> **実施する作業**
A. ポルトガル国債の記事で「13日の金曜日は」で始まる段落を、主な事実を残して箇条書きに短くまとめてもらえますか。
B. ポルトガル国債の記事を、最後の文の後から書き進めてもらえますか。

> **提供された文章**
════

(2012年1月26日付 英フィナンシャル・タイムズ紙)
13日の金曜日は、ポルトガルにとって不運の前兆なのかもしれない。今から2週間前の1月13日、ほかの格付け機関に続いてスタンダード・アンド・プアーズ(S&P)がポルトガル国債をジャンク(投機的等級)に格下げし、多くの投資家はこれを機に、ギリシャだけでなくポルトガルもデフォルト(債務不履行)が不可避だと思うようになった。
S&Pの格下げを機に投資家が大脱出
ギリシャだけでなく、ポルトガルもデフォルトは不可避?(写真は首都リスボンの議事堂)〔AFPBB News〕
S&Pの格下げを受け、ジャンク級債券の保有を禁じられているファンドが売却を余儀なくされると、ほかの投資家もポルトガル国債からの大脱出に加わった。ポルトガルは、間もなくデフォルトすると見られているギリシャと似た運命に向かっているとの見方が強まったためだ。

════

> **データ抜粋**
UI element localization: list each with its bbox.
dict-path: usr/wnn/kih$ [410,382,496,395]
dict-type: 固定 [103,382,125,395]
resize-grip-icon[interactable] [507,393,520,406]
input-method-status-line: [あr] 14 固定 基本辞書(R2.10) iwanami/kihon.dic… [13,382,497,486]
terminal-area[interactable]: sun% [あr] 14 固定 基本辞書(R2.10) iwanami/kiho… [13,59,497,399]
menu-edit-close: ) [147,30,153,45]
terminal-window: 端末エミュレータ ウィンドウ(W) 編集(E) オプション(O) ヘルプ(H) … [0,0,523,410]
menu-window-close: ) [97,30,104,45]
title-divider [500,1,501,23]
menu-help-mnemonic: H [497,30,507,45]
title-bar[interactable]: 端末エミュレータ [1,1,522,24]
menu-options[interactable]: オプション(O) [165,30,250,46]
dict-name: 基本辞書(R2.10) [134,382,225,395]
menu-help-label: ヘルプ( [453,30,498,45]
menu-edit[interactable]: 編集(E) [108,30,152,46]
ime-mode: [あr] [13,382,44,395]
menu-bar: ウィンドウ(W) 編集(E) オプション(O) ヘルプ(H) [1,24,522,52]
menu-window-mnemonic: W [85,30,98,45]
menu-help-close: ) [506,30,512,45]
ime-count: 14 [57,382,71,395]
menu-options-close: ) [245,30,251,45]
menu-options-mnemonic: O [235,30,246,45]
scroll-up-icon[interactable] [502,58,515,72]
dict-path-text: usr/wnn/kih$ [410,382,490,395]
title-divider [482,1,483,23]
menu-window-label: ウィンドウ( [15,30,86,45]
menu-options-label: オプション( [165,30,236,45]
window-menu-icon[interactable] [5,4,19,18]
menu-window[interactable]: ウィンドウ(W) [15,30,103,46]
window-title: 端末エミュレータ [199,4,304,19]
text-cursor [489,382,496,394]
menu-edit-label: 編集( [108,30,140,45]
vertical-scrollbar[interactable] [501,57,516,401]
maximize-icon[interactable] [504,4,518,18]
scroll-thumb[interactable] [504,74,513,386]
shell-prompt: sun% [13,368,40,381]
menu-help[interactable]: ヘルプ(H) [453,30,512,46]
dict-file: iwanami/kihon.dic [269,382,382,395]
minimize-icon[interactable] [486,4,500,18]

════

> **作業別の回答**
A.
- 1月13日（金曜日）、スタンダード・アンド・プアーズ（S&P）が、ほかの格付け機関に続いてポルトガル国債をジャンク（投機的等級）に格下げした。
- これを機に多くの投資家が、ギリシャだけでなくポルトガルもデフォルト（債務不履行）は避けられないと考えるようになった。

B.
その後、ポルトガルがジャンクに格下げされたために、多くの投資家が指標としているシティグループの欧州国債インデックスから同国が外されると、さらに売りに火がついた。
ユーロ圏内で、ポルトガルと同様にすべての主要格付け機関からジャンク級格付けを付与されているのは、ギリシャだけだ。
インベステック・アセット・マネジメントの債券責任者、ジョン・ストップフォード氏は言う。
「S&Pの格下げは重要だった。国がひとたびジャンクに格下げされると、市場に戻る簡単な方法はなかなか見つからない。しかもポルトガルには、あまり時間が残されていない。同国は来年、再び債券市場にアクセスすることになっているからだ」
デフォルトを織り込み始めたポルトガル国債
さらに重要なのは、ポルトガルがギリシャの後に続けば、イタリアとスペインという、より規模が大きく、戦略上重要な経済国にデフォルトが飛び火し、今度はそれが昨年末に市場を揺るがしたユーロ圏崩壊の不安を再燃させかねないという懸念だ。
確かに市場はポルトガルのデフォルトを織り込んでおり、同国の10年債は額面の50%前後で取引されている。多くの投資家の目には相当な安値に映る水準だ。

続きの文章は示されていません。